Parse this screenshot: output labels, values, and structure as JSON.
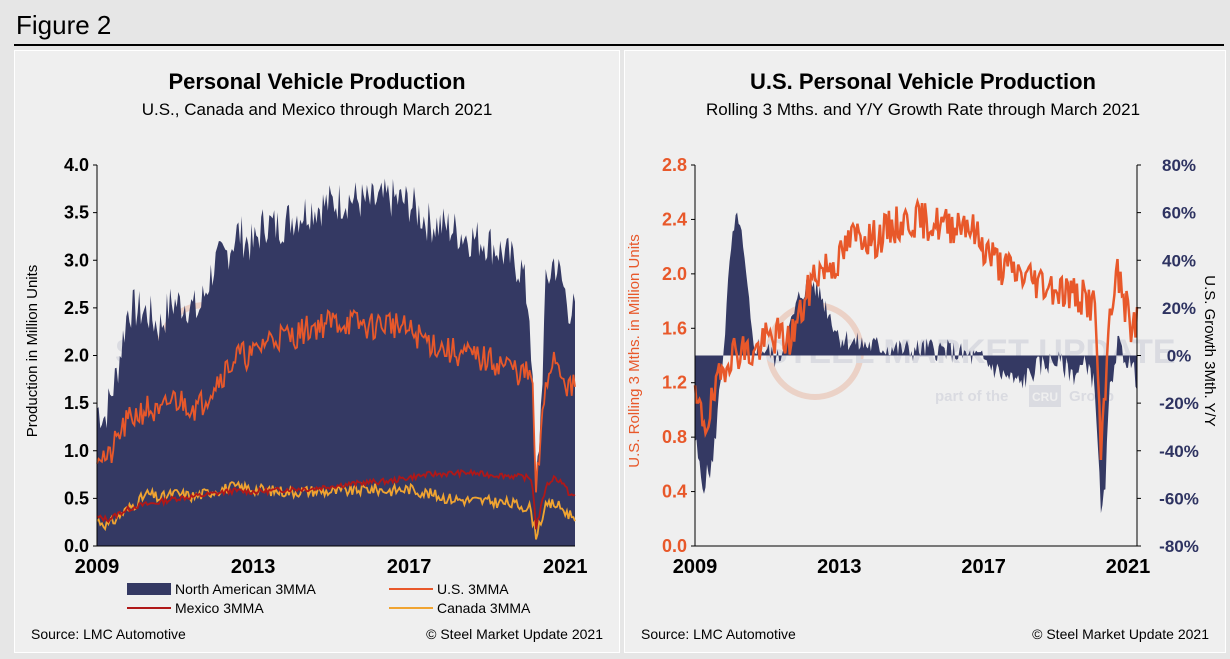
{
  "figure_label": "Figure 2",
  "colors": {
    "navy": "#343963",
    "orange": "#e8582a",
    "dark_red": "#b01818",
    "light_orange": "#f0a431",
    "right_axis_navy": "#2e3361",
    "watermark": "#c9cbd6"
  },
  "watermark": {
    "main": "STEEL MARKET UPDATE",
    "part_of": "part of the",
    "brand": "CRU",
    "group": "Group"
  },
  "chart_data": [
    {
      "type": "area",
      "title": "Personal Vehicle Production",
      "subtitle": "U.S., Canada and Mexico through March 2021",
      "ylabel": "Production in Million Units",
      "xlabel": "",
      "ylim": [
        0,
        4
      ],
      "yticks": [
        "0.0",
        "0.5",
        "1.0",
        "1.5",
        "2.0",
        "2.5",
        "3.0",
        "3.5",
        "4.0"
      ],
      "xticks": [
        "2009",
        "2013",
        "2017",
        "2021"
      ],
      "x_range": [
        2009.0,
        2021.25
      ],
      "anchors": {
        "na": [
          [
            2009.0,
            1.45
          ],
          [
            2009.2,
            1.35
          ],
          [
            2009.5,
            1.8
          ],
          [
            2009.8,
            2.5
          ],
          [
            2010.3,
            2.45
          ],
          [
            2010.6,
            2.3
          ],
          [
            2010.9,
            2.55
          ],
          [
            2011.3,
            2.55
          ],
          [
            2011.6,
            2.45
          ],
          [
            2012.0,
            2.95
          ],
          [
            2012.3,
            3.05
          ],
          [
            2012.6,
            3.3
          ],
          [
            2013.0,
            3.15
          ],
          [
            2013.3,
            3.4
          ],
          [
            2013.6,
            3.35
          ],
          [
            2014.0,
            3.45
          ],
          [
            2014.5,
            3.55
          ],
          [
            2015.0,
            3.6
          ],
          [
            2015.5,
            3.65
          ],
          [
            2016.0,
            3.6
          ],
          [
            2016.5,
            3.65
          ],
          [
            2017.0,
            3.6
          ],
          [
            2017.5,
            3.4
          ],
          [
            2018.0,
            3.35
          ],
          [
            2018.5,
            3.25
          ],
          [
            2019.0,
            3.2
          ],
          [
            2019.5,
            3.05
          ],
          [
            2019.9,
            2.9
          ],
          [
            2020.1,
            2.4
          ],
          [
            2020.25,
            0.6
          ],
          [
            2020.35,
            1.2
          ],
          [
            2020.5,
            2.7
          ],
          [
            2020.7,
            3.0
          ],
          [
            2020.9,
            2.8
          ],
          [
            2021.1,
            2.5
          ],
          [
            2021.25,
            2.45
          ]
        ],
        "us": [
          [
            2009.0,
            1.0
          ],
          [
            2009.3,
            0.9
          ],
          [
            2009.6,
            1.2
          ],
          [
            2009.9,
            1.35
          ],
          [
            2010.3,
            1.45
          ],
          [
            2010.6,
            1.35
          ],
          [
            2010.9,
            1.55
          ],
          [
            2011.3,
            1.5
          ],
          [
            2011.6,
            1.45
          ],
          [
            2012.0,
            1.7
          ],
          [
            2012.3,
            1.85
          ],
          [
            2012.6,
            2.0
          ],
          [
            2013.0,
            2.0
          ],
          [
            2013.3,
            2.15
          ],
          [
            2013.6,
            2.2
          ],
          [
            2014.0,
            2.2
          ],
          [
            2014.5,
            2.3
          ],
          [
            2015.0,
            2.35
          ],
          [
            2015.5,
            2.35
          ],
          [
            2016.0,
            2.3
          ],
          [
            2016.5,
            2.35
          ],
          [
            2017.0,
            2.25
          ],
          [
            2017.5,
            2.15
          ],
          [
            2018.0,
            2.05
          ],
          [
            2018.5,
            2.0
          ],
          [
            2019.0,
            1.95
          ],
          [
            2019.5,
            1.9
          ],
          [
            2019.9,
            1.8
          ],
          [
            2020.15,
            1.8
          ],
          [
            2020.25,
            0.55
          ],
          [
            2020.35,
            1.0
          ],
          [
            2020.5,
            1.7
          ],
          [
            2020.7,
            2.0
          ],
          [
            2020.9,
            1.85
          ],
          [
            2021.1,
            1.65
          ],
          [
            2021.25,
            1.65
          ]
        ],
        "mexico": [
          [
            2009.0,
            0.3
          ],
          [
            2009.3,
            0.28
          ],
          [
            2009.6,
            0.35
          ],
          [
            2010.0,
            0.42
          ],
          [
            2010.5,
            0.45
          ],
          [
            2011.0,
            0.5
          ],
          [
            2011.5,
            0.52
          ],
          [
            2012.0,
            0.55
          ],
          [
            2012.5,
            0.58
          ],
          [
            2013.0,
            0.57
          ],
          [
            2013.5,
            0.58
          ],
          [
            2014.0,
            0.6
          ],
          [
            2014.5,
            0.6
          ],
          [
            2015.0,
            0.63
          ],
          [
            2015.5,
            0.65
          ],
          [
            2016.0,
            0.67
          ],
          [
            2016.5,
            0.68
          ],
          [
            2017.0,
            0.72
          ],
          [
            2017.5,
            0.75
          ],
          [
            2018.0,
            0.76
          ],
          [
            2018.5,
            0.77
          ],
          [
            2019.0,
            0.75
          ],
          [
            2019.5,
            0.74
          ],
          [
            2020.0,
            0.72
          ],
          [
            2020.15,
            0.7
          ],
          [
            2020.25,
            0.2
          ],
          [
            2020.35,
            0.35
          ],
          [
            2020.5,
            0.62
          ],
          [
            2020.7,
            0.72
          ],
          [
            2020.9,
            0.68
          ],
          [
            2021.1,
            0.55
          ],
          [
            2021.25,
            0.52
          ]
        ],
        "canada": [
          [
            2009.0,
            0.27
          ],
          [
            2009.3,
            0.22
          ],
          [
            2009.6,
            0.33
          ],
          [
            2010.0,
            0.45
          ],
          [
            2010.3,
            0.55
          ],
          [
            2010.6,
            0.5
          ],
          [
            2011.0,
            0.55
          ],
          [
            2011.5,
            0.52
          ],
          [
            2012.0,
            0.58
          ],
          [
            2012.5,
            0.62
          ],
          [
            2013.0,
            0.6
          ],
          [
            2013.5,
            0.58
          ],
          [
            2014.0,
            0.57
          ],
          [
            2014.5,
            0.58
          ],
          [
            2015.0,
            0.57
          ],
          [
            2015.5,
            0.58
          ],
          [
            2016.0,
            0.6
          ],
          [
            2016.5,
            0.58
          ],
          [
            2017.0,
            0.6
          ],
          [
            2017.5,
            0.55
          ],
          [
            2018.0,
            0.5
          ],
          [
            2018.5,
            0.48
          ],
          [
            2019.0,
            0.47
          ],
          [
            2019.5,
            0.45
          ],
          [
            2019.9,
            0.42
          ],
          [
            2020.1,
            0.4
          ],
          [
            2020.25,
            0.12
          ],
          [
            2020.35,
            0.25
          ],
          [
            2020.5,
            0.4
          ],
          [
            2020.7,
            0.45
          ],
          [
            2020.9,
            0.4
          ],
          [
            2021.1,
            0.33
          ],
          [
            2021.25,
            0.32
          ]
        ]
      },
      "legend": [
        "North American 3MMA",
        "U.S. 3MMA",
        "Mexico 3MMA",
        "Canada 3MMA"
      ],
      "source": "Source: LMC Automotive",
      "credit": "© Steel Market Update 2021"
    },
    {
      "type": "line",
      "title": "U.S. Personal Vehicle Production",
      "subtitle": "Rolling 3 Mths. and Y/Y Growth Rate through March 2021",
      "ylabel_left": "U.S. Rolling 3 Mths. in Million Units",
      "ylabel_right": "U.S. Growth 3Mth. Y/Y",
      "ylim_left": [
        0,
        2.8
      ],
      "ylim_right": [
        -80,
        80
      ],
      "yticks_left": [
        "0.0",
        "0.4",
        "0.8",
        "1.2",
        "1.6",
        "2.0",
        "2.4",
        "2.8"
      ],
      "yticks_right": [
        "-80%",
        "-60%",
        "-40%",
        "-20%",
        "0%",
        "20%",
        "40%",
        "60%",
        "80%"
      ],
      "xticks": [
        "2009",
        "2013",
        "2017",
        "2021"
      ],
      "x_range": [
        2009.0,
        2021.25
      ],
      "anchors": {
        "us": [
          [
            2009.0,
            1.05
          ],
          [
            2009.3,
            0.9
          ],
          [
            2009.6,
            1.15
          ],
          [
            2009.9,
            1.4
          ],
          [
            2010.3,
            1.45
          ],
          [
            2010.6,
            1.4
          ],
          [
            2010.9,
            1.5
          ],
          [
            2011.3,
            1.55
          ],
          [
            2011.6,
            1.5
          ],
          [
            2012.0,
            1.75
          ],
          [
            2012.3,
            2.0
          ],
          [
            2012.6,
            2.05
          ],
          [
            2013.0,
            2.1
          ],
          [
            2013.3,
            2.25
          ],
          [
            2013.6,
            2.3
          ],
          [
            2014.0,
            2.25
          ],
          [
            2014.5,
            2.35
          ],
          [
            2015.0,
            2.4
          ],
          [
            2015.5,
            2.38
          ],
          [
            2016.0,
            2.35
          ],
          [
            2016.5,
            2.4
          ],
          [
            2017.0,
            2.2
          ],
          [
            2017.5,
            2.05
          ],
          [
            2018.0,
            2.0
          ],
          [
            2018.5,
            1.95
          ],
          [
            2019.0,
            1.9
          ],
          [
            2019.5,
            1.85
          ],
          [
            2019.9,
            1.8
          ],
          [
            2020.1,
            1.75
          ],
          [
            2020.25,
            0.65
          ],
          [
            2020.35,
            1.0
          ],
          [
            2020.5,
            1.75
          ],
          [
            2020.7,
            2.0
          ],
          [
            2020.9,
            1.8
          ],
          [
            2021.1,
            1.6
          ],
          [
            2021.25,
            1.65
          ]
        ],
        "growth": [
          [
            2009.0,
            -35
          ],
          [
            2009.2,
            -55
          ],
          [
            2009.5,
            -45
          ],
          [
            2009.8,
            5
          ],
          [
            2010.0,
            45
          ],
          [
            2010.2,
            60
          ],
          [
            2010.4,
            35
          ],
          [
            2010.6,
            5
          ],
          [
            2011.0,
            2
          ],
          [
            2011.3,
            -2
          ],
          [
            2011.6,
            10
          ],
          [
            2011.9,
            25
          ],
          [
            2012.2,
            32
          ],
          [
            2012.5,
            25
          ],
          [
            2012.8,
            15
          ],
          [
            2013.0,
            8
          ],
          [
            2013.5,
            5
          ],
          [
            2014.0,
            4
          ],
          [
            2014.5,
            3
          ],
          [
            2015.0,
            2
          ],
          [
            2015.5,
            3
          ],
          [
            2016.0,
            2
          ],
          [
            2016.5,
            0
          ],
          [
            2017.0,
            -2
          ],
          [
            2017.5,
            -8
          ],
          [
            2018.0,
            -12
          ],
          [
            2018.5,
            -5
          ],
          [
            2019.0,
            -2
          ],
          [
            2019.5,
            -8
          ],
          [
            2019.9,
            -3
          ],
          [
            2020.1,
            -15
          ],
          [
            2020.25,
            -68
          ],
          [
            2020.35,
            -60
          ],
          [
            2020.5,
            -15
          ],
          [
            2020.7,
            5
          ],
          [
            2020.9,
            0
          ],
          [
            2021.1,
            -5
          ],
          [
            2021.25,
            -10
          ]
        ]
      },
      "source": "Source: LMC Automotive",
      "credit": "© Steel Market Update 2021"
    }
  ]
}
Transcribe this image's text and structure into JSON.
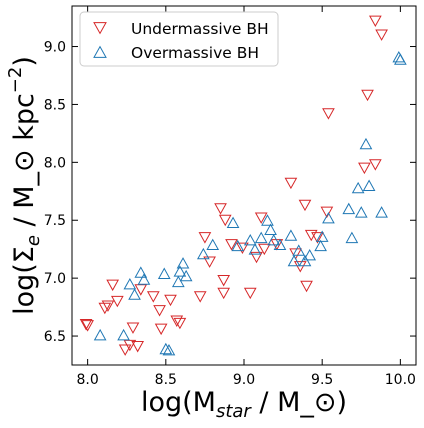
{
  "chart_data": {
    "type": "scatter",
    "title": "",
    "xlabel": "log(M_star / M_⊙)",
    "ylabel": "log(Σ_e / M_⊙ kpc^-2)",
    "xlim": [
      7.9,
      10.1
    ],
    "ylim": [
      6.25,
      9.35
    ],
    "x_ticks": [
      "8.0",
      "8.5",
      "9.0",
      "9.5",
      "10.0"
    ],
    "y_ticks": [
      "6.5",
      "7.0",
      "7.5",
      "8.0",
      "8.5",
      "9.0"
    ],
    "grid": false,
    "legend": "upper-left",
    "series": [
      {
        "name": "Undermassive BH",
        "color": "#d62728",
        "marker": "triangle-down",
        "points": [
          [
            7.99,
            6.6
          ],
          [
            8.0,
            6.59
          ],
          [
            8.11,
            6.74
          ],
          [
            8.13,
            6.76
          ],
          [
            8.19,
            6.8
          ],
          [
            8.16,
            6.94
          ],
          [
            8.24,
            6.38
          ],
          [
            8.27,
            6.42
          ],
          [
            8.32,
            6.41
          ],
          [
            8.29,
            6.57
          ],
          [
            8.34,
            6.9
          ],
          [
            8.42,
            6.84
          ],
          [
            8.46,
            6.72
          ],
          [
            8.47,
            6.56
          ],
          [
            8.53,
            6.81
          ],
          [
            8.57,
            6.63
          ],
          [
            8.59,
            6.61
          ],
          [
            8.72,
            6.84
          ],
          [
            8.75,
            7.35
          ],
          [
            8.78,
            7.14
          ],
          [
            8.85,
            7.6
          ],
          [
            8.87,
            6.87
          ],
          [
            8.88,
            7.5
          ],
          [
            8.92,
            7.29
          ],
          [
            8.87,
            6.98
          ],
          [
            8.99,
            7.26
          ],
          [
            9.04,
            6.87
          ],
          [
            9.08,
            7.18
          ],
          [
            9.11,
            7.52
          ],
          [
            9.13,
            7.25
          ],
          [
            9.21,
            7.29
          ],
          [
            9.3,
            7.82
          ],
          [
            9.33,
            7.21
          ],
          [
            9.36,
            7.1
          ],
          [
            9.39,
            7.63
          ],
          [
            9.4,
            6.93
          ],
          [
            9.43,
            7.37
          ],
          [
            9.47,
            7.35
          ],
          [
            9.53,
            7.57
          ],
          [
            9.54,
            8.42
          ],
          [
            9.77,
            7.95
          ],
          [
            9.79,
            8.58
          ],
          [
            9.84,
            7.98
          ],
          [
            9.84,
            9.22
          ],
          [
            9.88,
            9.1
          ]
        ]
      },
      {
        "name": "Overmassive BH",
        "color": "#1f77b4",
        "marker": "triangle-up",
        "points": [
          [
            8.08,
            6.51
          ],
          [
            8.23,
            6.51
          ],
          [
            8.27,
            6.95
          ],
          [
            8.3,
            6.86
          ],
          [
            8.34,
            7.05
          ],
          [
            8.36,
            6.99
          ],
          [
            8.5,
            6.39
          ],
          [
            8.49,
            7.04
          ],
          [
            8.52,
            6.38
          ],
          [
            8.58,
            6.97
          ],
          [
            8.59,
            7.06
          ],
          [
            8.61,
            7.13
          ],
          [
            8.63,
            7.02
          ],
          [
            8.74,
            7.21
          ],
          [
            8.8,
            7.29
          ],
          [
            8.93,
            7.48
          ],
          [
            8.96,
            7.28
          ],
          [
            9.04,
            7.33
          ],
          [
            9.07,
            7.25
          ],
          [
            9.11,
            7.35
          ],
          [
            9.15,
            7.5
          ],
          [
            9.17,
            7.42
          ],
          [
            9.19,
            7.33
          ],
          [
            9.23,
            7.29
          ],
          [
            9.3,
            7.37
          ],
          [
            9.32,
            7.15
          ],
          [
            9.35,
            7.24
          ],
          [
            9.39,
            7.15
          ],
          [
            9.42,
            7.2
          ],
          [
            9.49,
            7.28
          ],
          [
            9.5,
            7.36
          ],
          [
            9.54,
            7.52
          ],
          [
            9.67,
            7.6
          ],
          [
            9.69,
            7.35
          ],
          [
            9.73,
            7.78
          ],
          [
            9.75,
            7.57
          ],
          [
            9.78,
            8.16
          ],
          [
            9.8,
            7.8
          ],
          [
            9.88,
            7.57
          ],
          [
            9.99,
            8.91
          ],
          [
            10.0,
            8.89
          ]
        ]
      }
    ]
  }
}
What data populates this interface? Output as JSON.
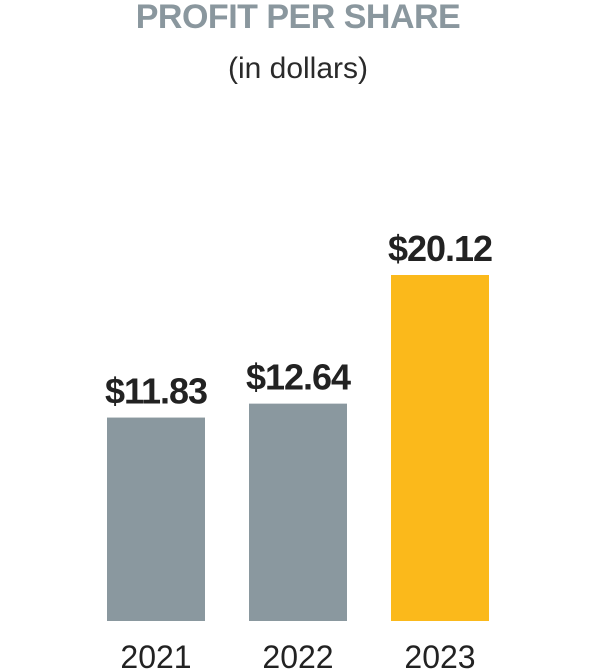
{
  "chart_data": {
    "type": "bar",
    "title": "PROFIT PER SHARE",
    "subtitle": "(in dollars)",
    "categories": [
      "2021",
      "2022",
      "2023"
    ],
    "values": [
      11.83,
      12.64,
      20.12
    ],
    "value_labels": [
      "$11.83",
      "$12.64",
      "$20.12"
    ],
    "colors": [
      "#8a989f",
      "#8a989f",
      "#fbb91b"
    ],
    "ylim": [
      0,
      20.12
    ],
    "grid": false
  }
}
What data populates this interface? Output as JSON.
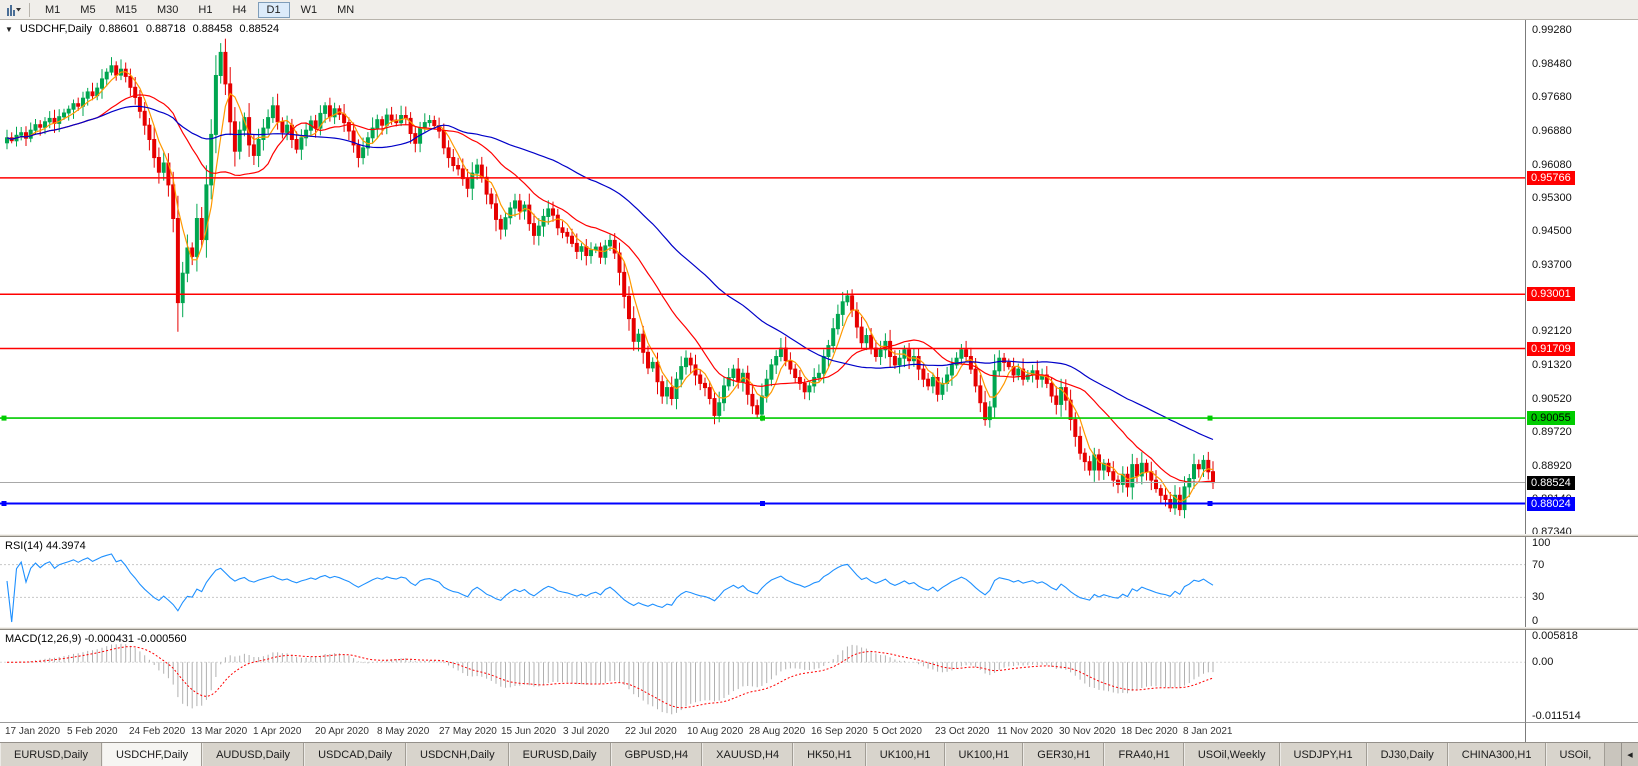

● What to work on
Pull out all lines from the entries above that include the word "structure".

● Finished exercise
Parse this screenshot: output labels, values, and structure as JSON.
Transcribe this image's text and structure into JSON.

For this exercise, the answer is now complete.